WORK TO COMPLETE ▸
Omit the pictures, then reproduce every remaining record exactly.

INFORMATION PROVIDED ▸
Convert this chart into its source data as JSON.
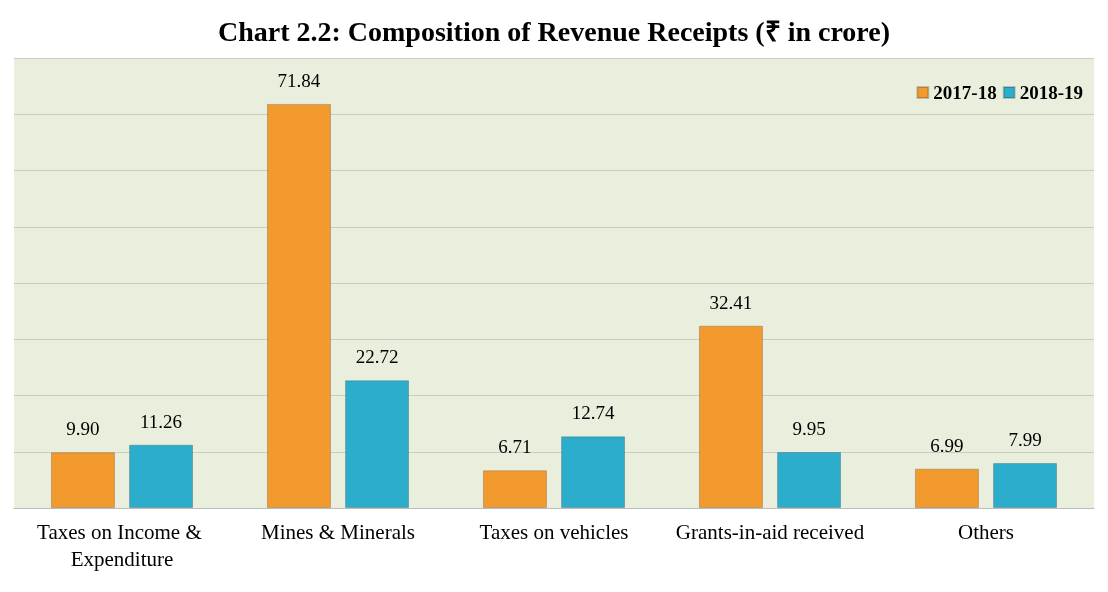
{
  "chart_data": {
    "type": "bar",
    "title": "Chart 2.2: Composition of Revenue Receipts (₹ in crore)",
    "categories": [
      "Taxes on Income & Expenditure",
      "Mines & Minerals",
      "Taxes on vehicles",
      "Grants-in-aid received",
      "Others"
    ],
    "series": [
      {
        "name": "2017-18",
        "color": "#f39a2e",
        "values": [
          9.9,
          71.84,
          6.71,
          32.41,
          6.99
        ],
        "value_labels": [
          "9.90",
          "71.84",
          "6.71",
          "32.41",
          "6.99"
        ]
      },
      {
        "name": "2018-19",
        "color": "#2badcb",
        "values": [
          11.26,
          22.72,
          12.74,
          9.95,
          7.99
        ],
        "value_labels": [
          "11.26",
          "22.72",
          "12.74",
          "9.95",
          "7.99"
        ]
      }
    ],
    "ylim": [
      0,
      80
    ],
    "yticks": [
      {
        "value": 0,
        "label": null
      },
      {
        "value": 10,
        "label": null
      },
      {
        "value": 20,
        "label": null
      },
      {
        "value": 30,
        "label": null
      },
      {
        "value": 40,
        "label": null
      },
      {
        "value": 50,
        "label": null
      },
      {
        "value": 60,
        "label": null
      },
      {
        "value": 70,
        "label": null
      },
      {
        "value": 80,
        "label": null
      }
    ],
    "grid": "y",
    "legend": "top right",
    "tick_labels": "x"
  }
}
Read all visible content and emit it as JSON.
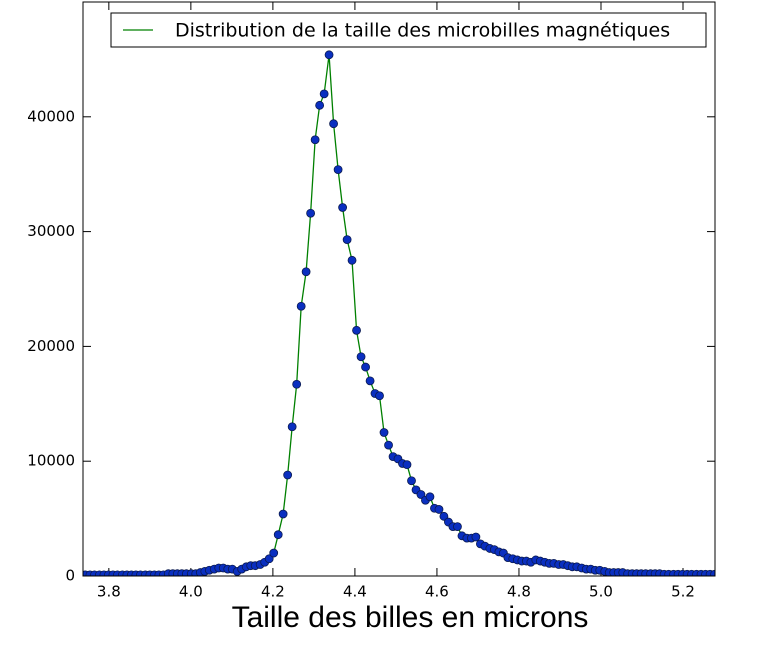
{
  "chart_data": {
    "type": "line",
    "xlabel": "Taille des billes en microns",
    "x": [
      3.743,
      3.754,
      3.765,
      3.777,
      3.788,
      3.799,
      3.81,
      3.821,
      3.833,
      3.844,
      3.855,
      3.866,
      3.877,
      3.889,
      3.9,
      3.911,
      3.922,
      3.933,
      3.945,
      3.956,
      3.967,
      3.978,
      3.989,
      4.001,
      4.012,
      4.023,
      4.034,
      4.045,
      4.057,
      4.068,
      4.079,
      4.09,
      4.101,
      4.113,
      4.124,
      4.135,
      4.146,
      4.157,
      4.169,
      4.18,
      4.191,
      4.202,
      4.213,
      4.225,
      4.236,
      4.247,
      4.258,
      4.269,
      4.281,
      4.292,
      4.303,
      4.314,
      4.325,
      4.337,
      4.348,
      4.359,
      4.37,
      4.381,
      4.393,
      4.404,
      4.415,
      4.426,
      4.437,
      4.449,
      4.46,
      4.471,
      4.482,
      4.493,
      4.505,
      4.516,
      4.527,
      4.538,
      4.549,
      4.561,
      4.572,
      4.583,
      4.594,
      4.605,
      4.617,
      4.628,
      4.639,
      4.65,
      4.661,
      4.673,
      4.684,
      4.695,
      4.706,
      4.717,
      4.729,
      4.74,
      4.751,
      4.762,
      4.773,
      4.785,
      4.796,
      4.807,
      4.818,
      4.829,
      4.841,
      4.852,
      4.863,
      4.874,
      4.885,
      4.897,
      4.908,
      4.919,
      4.93,
      4.941,
      4.953,
      4.964,
      4.975,
      4.986,
      4.997,
      5.009,
      5.02,
      5.031,
      5.042,
      5.053,
      5.065,
      5.076,
      5.087,
      5.098,
      5.109,
      5.121,
      5.132,
      5.143,
      5.154,
      5.165,
      5.177,
      5.188,
      5.199,
      5.21,
      5.221,
      5.233,
      5.244,
      5.255,
      5.266,
      5.277
    ],
    "series": [
      {
        "name": "Distribution de la taille des microbilles magnétiques",
        "color": "#008000",
        "marker_color": "#0a2fc0",
        "values": [
          100,
          100,
          100,
          100,
          100,
          100,
          100,
          100,
          100,
          100,
          100,
          100,
          100,
          100,
          100,
          100,
          100,
          100,
          200,
          200,
          200,
          200,
          200,
          200,
          200,
          300,
          400,
          500,
          600,
          700,
          700,
          600,
          600,
          400,
          600,
          800,
          900,
          900,
          1000,
          1200,
          1500,
          2000,
          3600,
          5400,
          8800,
          13000,
          16700,
          23500,
          26500,
          31600,
          38000,
          41000,
          42000,
          45400,
          39400,
          35400,
          32100,
          29300,
          27500,
          21400,
          19100,
          18200,
          17000,
          15900,
          15700,
          12500,
          11400,
          10400,
          10200,
          9800,
          9700,
          8300,
          7500,
          7100,
          6600,
          6900,
          5900,
          5800,
          5200,
          4700,
          4300,
          4300,
          3500,
          3300,
          3300,
          3400,
          2800,
          2600,
          2400,
          2300,
          2100,
          2000,
          1600,
          1500,
          1400,
          1300,
          1300,
          1200,
          1400,
          1300,
          1200,
          1100,
          1100,
          1000,
          1000,
          900,
          800,
          800,
          700,
          600,
          600,
          500,
          500,
          400,
          300,
          300,
          300,
          300,
          200,
          200,
          200,
          200,
          200,
          200,
          200,
          200,
          150,
          150,
          150,
          150,
          150,
          150,
          150,
          150,
          150,
          150,
          150,
          150
        ]
      }
    ],
    "xlim": [
      3.737,
      5.278
    ],
    "ylim": [
      0,
      50000
    ],
    "xticks": [
      3.8,
      {
        "value": 4,
        "label": "4.0"
      },
      4.2,
      4.4,
      4.6,
      4.8,
      {
        "value": 5,
        "label": "5.0"
      },
      5.2
    ],
    "yticks": [
      0,
      10000,
      20000,
      30000,
      40000
    ],
    "legend": "upper right"
  }
}
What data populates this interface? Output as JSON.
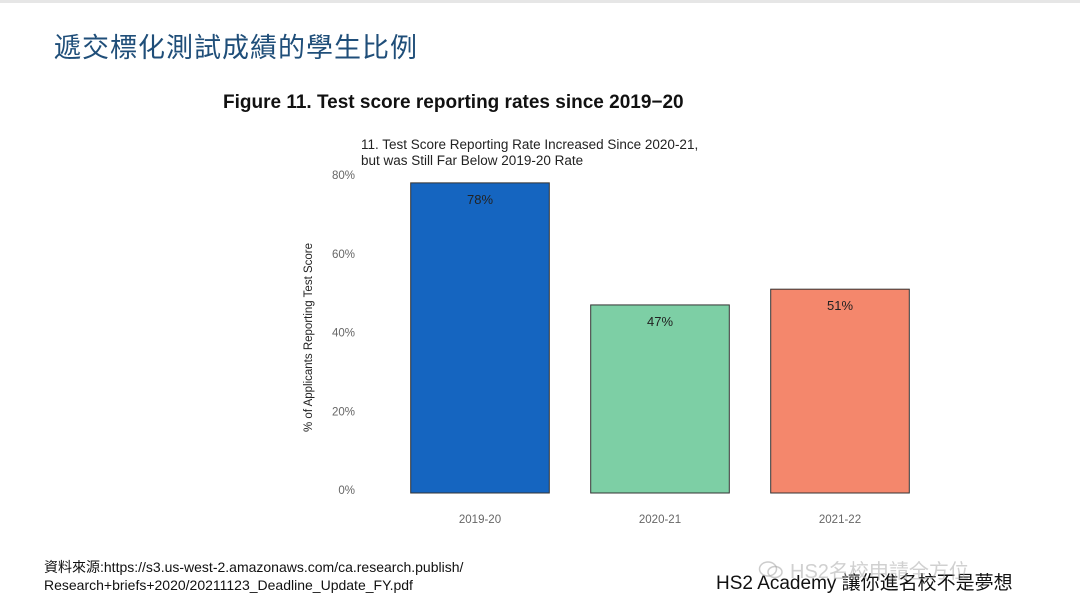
{
  "slide": {
    "title": "遞交標化測試成績的學生比例",
    "figure_title": "Figure 11. Test score reporting rates since 2019−20",
    "source_line1": "資料來源:https://s3.us-west-2.amazonaws.com/ca.research.publish/",
    "source_line2": "Research+briefs+2020/20211123_Deadline_Update_FY.pdf",
    "footer": "HS2 Academy 讓你進名校不是夢想",
    "watermark": "HS2名校申請全方位"
  },
  "colors": {
    "title": "#1f4e79",
    "bar_2019": "#1565c0",
    "bar_2020": "#7dcfa5",
    "bar_2021": "#f4876c"
  },
  "chart_data": {
    "type": "bar",
    "title_line1": "11. Test Score Reporting Rate Increased Since 2020-21,",
    "title_line2": "but was Still Far Below 2019-20 Rate",
    "categories": [
      "2019-20",
      "2020-21",
      "2021-22"
    ],
    "values": [
      78,
      47,
      51
    ],
    "data_labels": [
      "78%",
      "47%",
      "51%"
    ],
    "colors": [
      "#1565c0",
      "#7dcfa5",
      "#f4876c"
    ],
    "ylabel": "% of Applicants Reporting Test Score",
    "xlabel": "",
    "ylim": [
      0,
      80
    ],
    "yticks": [
      0,
      20,
      40,
      60,
      80
    ],
    "ytick_labels": [
      "0%",
      "20%",
      "40%",
      "60%",
      "80%"
    ],
    "grid": false,
    "legend": "none"
  }
}
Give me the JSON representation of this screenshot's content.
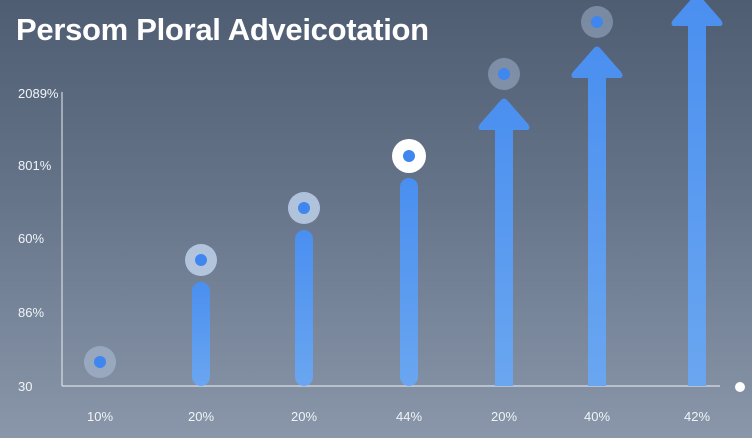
{
  "chart_data": {
    "type": "bar",
    "title": "Persom Ploral Adveicotation",
    "xlabel": "",
    "ylabel": "",
    "y_tick_labels": [
      "30",
      "86%",
      "60%",
      "801%",
      "2089%"
    ],
    "categories": [
      "10%",
      "20%",
      "20%",
      "44%",
      "20%",
      "40%",
      "42%"
    ],
    "values": [
      0,
      1,
      2,
      3,
      4,
      5,
      6
    ],
    "ylim": [
      0,
      6
    ],
    "grid": false,
    "legend": "none",
    "arrowheads": [
      false,
      false,
      false,
      false,
      true,
      true,
      true
    ],
    "highlighted_marker": 3,
    "colors": {
      "bar_top": "#4a8ff0",
      "bar_bottom": "#6aa6f0",
      "marker_outer": "#c9dcf5",
      "marker_dot": "#3f86ee",
      "axis": "#eef2f7"
    }
  }
}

THE COMPLETED TASK ▸
Convert this chart into its source data as JSON.
{
  "chart_data": {
    "type": "bar",
    "title": "Chart 2.2: Composition of Revenue Receipts (₹ in crore)",
    "categories": [
      "Taxes on Income & Expenditure",
      "Mines & Minerals",
      "Taxes on vehicles",
      "Grants-in-aid received",
      "Others"
    ],
    "series": [
      {
        "name": "2017-18",
        "color": "#f39a2e",
        "values": [
          9.9,
          71.84,
          6.71,
          32.41,
          6.99
        ],
        "value_labels": [
          "9.90",
          "71.84",
          "6.71",
          "32.41",
          "6.99"
        ]
      },
      {
        "name": "2018-19",
        "color": "#2badcb",
        "values": [
          11.26,
          22.72,
          12.74,
          9.95,
          7.99
        ],
        "value_labels": [
          "11.26",
          "22.72",
          "12.74",
          "9.95",
          "7.99"
        ]
      }
    ],
    "ylim": [
      0,
      80
    ],
    "yticks": [
      {
        "value": 0,
        "label": null
      },
      {
        "value": 10,
        "label": null
      },
      {
        "value": 20,
        "label": null
      },
      {
        "value": 30,
        "label": null
      },
      {
        "value": 40,
        "label": null
      },
      {
        "value": 50,
        "label": null
      },
      {
        "value": 60,
        "label": null
      },
      {
        "value": 70,
        "label": null
      },
      {
        "value": 80,
        "label": null
      }
    ],
    "grid": "y",
    "legend": "top right",
    "tick_labels": "x"
  }
}
Read all visible content and emit it as JSON.
{
  "chart_data": {
    "type": "line",
    "xlabel": "Taille des billes en microns",
    "x": [
      3.743,
      3.754,
      3.765,
      3.777,
      3.788,
      3.799,
      3.81,
      3.821,
      3.833,
      3.844,
      3.855,
      3.866,
      3.877,
      3.889,
      3.9,
      3.911,
      3.922,
      3.933,
      3.945,
      3.956,
      3.967,
      3.978,
      3.989,
      4.001,
      4.012,
      4.023,
      4.034,
      4.045,
      4.057,
      4.068,
      4.079,
      4.09,
      4.101,
      4.113,
      4.124,
      4.135,
      4.146,
      4.157,
      4.169,
      4.18,
      4.191,
      4.202,
      4.213,
      4.225,
      4.236,
      4.247,
      4.258,
      4.269,
      4.281,
      4.292,
      4.303,
      4.314,
      4.325,
      4.337,
      4.348,
      4.359,
      4.37,
      4.381,
      4.393,
      4.404,
      4.415,
      4.426,
      4.437,
      4.449,
      4.46,
      4.471,
      4.482,
      4.493,
      4.505,
      4.516,
      4.527,
      4.538,
      4.549,
      4.561,
      4.572,
      4.583,
      4.594,
      4.605,
      4.617,
      4.628,
      4.639,
      4.65,
      4.661,
      4.673,
      4.684,
      4.695,
      4.706,
      4.717,
      4.729,
      4.74,
      4.751,
      4.762,
      4.773,
      4.785,
      4.796,
      4.807,
      4.818,
      4.829,
      4.841,
      4.852,
      4.863,
      4.874,
      4.885,
      4.897,
      4.908,
      4.919,
      4.93,
      4.941,
      4.953,
      4.964,
      4.975,
      4.986,
      4.997,
      5.009,
      5.02,
      5.031,
      5.042,
      5.053,
      5.065,
      5.076,
      5.087,
      5.098,
      5.109,
      5.121,
      5.132,
      5.143,
      5.154,
      5.165,
      5.177,
      5.188,
      5.199,
      5.21,
      5.221,
      5.233,
      5.244,
      5.255,
      5.266,
      5.277
    ],
    "series": [
      {
        "name": "Distribution de la taille des microbilles magnétiques",
        "color": "#008000",
        "marker_color": "#0a2fc0",
        "values": [
          100,
          100,
          100,
          100,
          100,
          100,
          100,
          100,
          100,
          100,
          100,
          100,
          100,
          100,
          100,
          100,
          100,
          100,
          200,
          200,
          200,
          200,
          200,
          200,
          200,
          300,
          400,
          500,
          600,
          700,
          700,
          600,
          600,
          400,
          600,
          800,
          900,
          900,
          1000,
          1200,
          1500,
          2000,
          3600,
          5400,
          8800,
          13000,
          16700,
          23500,
          26500,
          31600,
          38000,
          41000,
          42000,
          45400,
          39400,
          35400,
          32100,
          29300,
          27500,
          21400,
          19100,
          18200,
          17000,
          15900,
          15700,
          12500,
          11400,
          10400,
          10200,
          9800,
          9700,
          8300,
          7500,
          7100,
          6600,
          6900,
          5900,
          5800,
          5200,
          4700,
          4300,
          4300,
          3500,
          3300,
          3300,
          3400,
          2800,
          2600,
          2400,
          2300,
          2100,
          2000,
          1600,
          1500,
          1400,
          1300,
          1300,
          1200,
          1400,
          1300,
          1200,
          1100,
          1100,
          1000,
          1000,
          900,
          800,
          800,
          700,
          600,
          600,
          500,
          500,
          400,
          300,
          300,
          300,
          300,
          200,
          200,
          200,
          200,
          200,
          200,
          200,
          200,
          150,
          150,
          150,
          150,
          150,
          150,
          150,
          150,
          150,
          150,
          150,
          150
        ]
      }
    ],
    "xlim": [
      3.737,
      5.278
    ],
    "ylim": [
      0,
      50000
    ],
    "xticks": [
      3.8,
      {
        "value": 4,
        "label": "4.0"
      },
      4.2,
      4.4,
      4.6,
      4.8,
      {
        "value": 5,
        "label": "5.0"
      },
      5.2
    ],
    "yticks": [
      0,
      10000,
      20000,
      30000,
      40000
    ],
    "legend": "upper right"
  }
}
What data populates this interface? Output as JSON.
{
  "slide": {
    "title": "遞交標化測試成績的學生比例",
    "figure_title": "Figure 11. Test score reporting rates since 2019−20",
    "source_line1": "資料來源:https://s3.us-west-2.amazonaws.com/ca.research.publish/",
    "source_line2": "Research+briefs+2020/20211123_Deadline_Update_FY.pdf",
    "footer": "HS2 Academy 讓你進名校不是夢想",
    "watermark": "HS2名校申請全方位"
  },
  "colors": {
    "title": "#1f4e79",
    "bar_2019": "#1565c0",
    "bar_2020": "#7dcfa5",
    "bar_2021": "#f4876c"
  },
  "chart_data": {
    "type": "bar",
    "title_line1": "11. Test Score Reporting Rate Increased Since 2020-21,",
    "title_line2": "but was Still Far Below 2019-20 Rate",
    "categories": [
      "2019-20",
      "2020-21",
      "2021-22"
    ],
    "values": [
      78,
      47,
      51
    ],
    "data_labels": [
      "78%",
      "47%",
      "51%"
    ],
    "colors": [
      "#1565c0",
      "#7dcfa5",
      "#f4876c"
    ],
    "ylabel": "% of Applicants Reporting Test Score",
    "xlabel": "",
    "ylim": [
      0,
      80
    ],
    "yticks": [
      0,
      20,
      40,
      60,
      80
    ],
    "ytick_labels": [
      "0%",
      "20%",
      "40%",
      "60%",
      "80%"
    ],
    "grid": false,
    "legend": "none"
  }
}
Give me the JSON representation of this screenshot's content.
{
  "chart_data": {
    "type": "bar",
    "title": "Persom Ploral Adveicotation",
    "xlabel": "",
    "ylabel": "",
    "y_tick_labels": [
      "30",
      "86%",
      "60%",
      "801%",
      "2089%"
    ],
    "categories": [
      "10%",
      "20%",
      "20%",
      "44%",
      "20%",
      "40%",
      "42%"
    ],
    "values": [
      0,
      1,
      2,
      3,
      4,
      5,
      6
    ],
    "ylim": [
      0,
      6
    ],
    "grid": false,
    "legend": "none",
    "arrowheads": [
      false,
      false,
      false,
      false,
      true,
      true,
      true
    ],
    "highlighted_marker": 3,
    "colors": {
      "bar_top": "#4a8ff0",
      "bar_bottom": "#6aa6f0",
      "marker_outer": "#c9dcf5",
      "marker_dot": "#3f86ee",
      "axis": "#eef2f7"
    }
  }
}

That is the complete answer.